• Data provided
# # # # #

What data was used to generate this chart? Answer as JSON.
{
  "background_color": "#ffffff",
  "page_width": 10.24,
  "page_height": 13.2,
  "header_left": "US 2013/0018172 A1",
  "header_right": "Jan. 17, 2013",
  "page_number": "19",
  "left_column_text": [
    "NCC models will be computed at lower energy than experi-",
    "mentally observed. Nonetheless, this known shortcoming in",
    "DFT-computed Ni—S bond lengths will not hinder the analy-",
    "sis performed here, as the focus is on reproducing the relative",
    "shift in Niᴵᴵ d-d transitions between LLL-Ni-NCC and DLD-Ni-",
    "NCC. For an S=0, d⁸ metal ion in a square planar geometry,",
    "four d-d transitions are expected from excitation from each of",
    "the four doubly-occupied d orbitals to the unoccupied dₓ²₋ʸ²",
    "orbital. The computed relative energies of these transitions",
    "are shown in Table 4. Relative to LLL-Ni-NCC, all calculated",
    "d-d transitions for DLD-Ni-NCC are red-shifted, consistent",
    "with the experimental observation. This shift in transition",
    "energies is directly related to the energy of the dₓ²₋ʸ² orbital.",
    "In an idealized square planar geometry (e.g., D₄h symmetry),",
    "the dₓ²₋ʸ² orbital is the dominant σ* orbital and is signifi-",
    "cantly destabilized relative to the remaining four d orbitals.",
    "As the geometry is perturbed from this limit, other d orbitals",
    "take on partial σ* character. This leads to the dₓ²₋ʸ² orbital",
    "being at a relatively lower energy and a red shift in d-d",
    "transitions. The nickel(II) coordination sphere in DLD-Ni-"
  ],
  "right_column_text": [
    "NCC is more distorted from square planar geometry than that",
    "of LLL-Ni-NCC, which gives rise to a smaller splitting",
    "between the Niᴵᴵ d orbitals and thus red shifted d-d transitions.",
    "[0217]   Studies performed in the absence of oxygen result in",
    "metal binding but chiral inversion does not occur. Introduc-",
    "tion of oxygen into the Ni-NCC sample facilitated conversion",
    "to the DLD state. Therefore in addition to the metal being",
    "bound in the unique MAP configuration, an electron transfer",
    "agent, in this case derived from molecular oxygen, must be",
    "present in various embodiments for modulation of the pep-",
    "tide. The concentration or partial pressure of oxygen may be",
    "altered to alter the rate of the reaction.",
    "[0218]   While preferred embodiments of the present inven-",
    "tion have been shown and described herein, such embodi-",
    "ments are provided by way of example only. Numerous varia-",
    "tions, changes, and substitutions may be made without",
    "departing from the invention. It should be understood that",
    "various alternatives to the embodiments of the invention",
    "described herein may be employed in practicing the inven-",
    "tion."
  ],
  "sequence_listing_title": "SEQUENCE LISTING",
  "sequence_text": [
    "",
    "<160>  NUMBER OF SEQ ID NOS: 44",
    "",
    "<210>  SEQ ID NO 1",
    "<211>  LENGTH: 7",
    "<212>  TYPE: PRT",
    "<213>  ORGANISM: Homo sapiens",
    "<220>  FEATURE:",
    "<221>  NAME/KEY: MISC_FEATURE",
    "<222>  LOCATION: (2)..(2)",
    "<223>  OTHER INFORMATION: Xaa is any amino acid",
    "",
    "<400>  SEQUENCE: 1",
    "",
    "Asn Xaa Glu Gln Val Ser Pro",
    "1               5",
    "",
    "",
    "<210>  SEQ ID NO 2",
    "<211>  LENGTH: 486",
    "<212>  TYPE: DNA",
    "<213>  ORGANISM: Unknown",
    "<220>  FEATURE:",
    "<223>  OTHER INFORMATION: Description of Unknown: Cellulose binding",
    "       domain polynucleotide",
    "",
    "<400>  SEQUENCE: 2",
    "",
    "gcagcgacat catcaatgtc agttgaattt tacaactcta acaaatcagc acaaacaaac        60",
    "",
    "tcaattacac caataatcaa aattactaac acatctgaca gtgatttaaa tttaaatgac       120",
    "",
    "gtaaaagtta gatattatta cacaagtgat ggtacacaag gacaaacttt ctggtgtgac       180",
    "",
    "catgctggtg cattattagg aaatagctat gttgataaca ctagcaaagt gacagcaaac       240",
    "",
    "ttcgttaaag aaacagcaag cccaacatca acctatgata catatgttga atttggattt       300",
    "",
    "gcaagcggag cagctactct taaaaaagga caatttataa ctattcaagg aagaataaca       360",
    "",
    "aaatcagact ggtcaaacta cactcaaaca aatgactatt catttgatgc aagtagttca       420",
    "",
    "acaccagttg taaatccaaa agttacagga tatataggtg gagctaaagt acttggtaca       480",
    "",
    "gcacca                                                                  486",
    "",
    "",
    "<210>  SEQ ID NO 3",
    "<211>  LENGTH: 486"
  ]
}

# # # # #

Using the listing above, locate the lines that hold "computed" and copy each one.

• Solution below
    "NCC models will be computed at lower energy than experi-",
    "DFT-computed Ni—S bond lengths will not hinder the analy-",
    "orbital. The computed relative energies of these transitions",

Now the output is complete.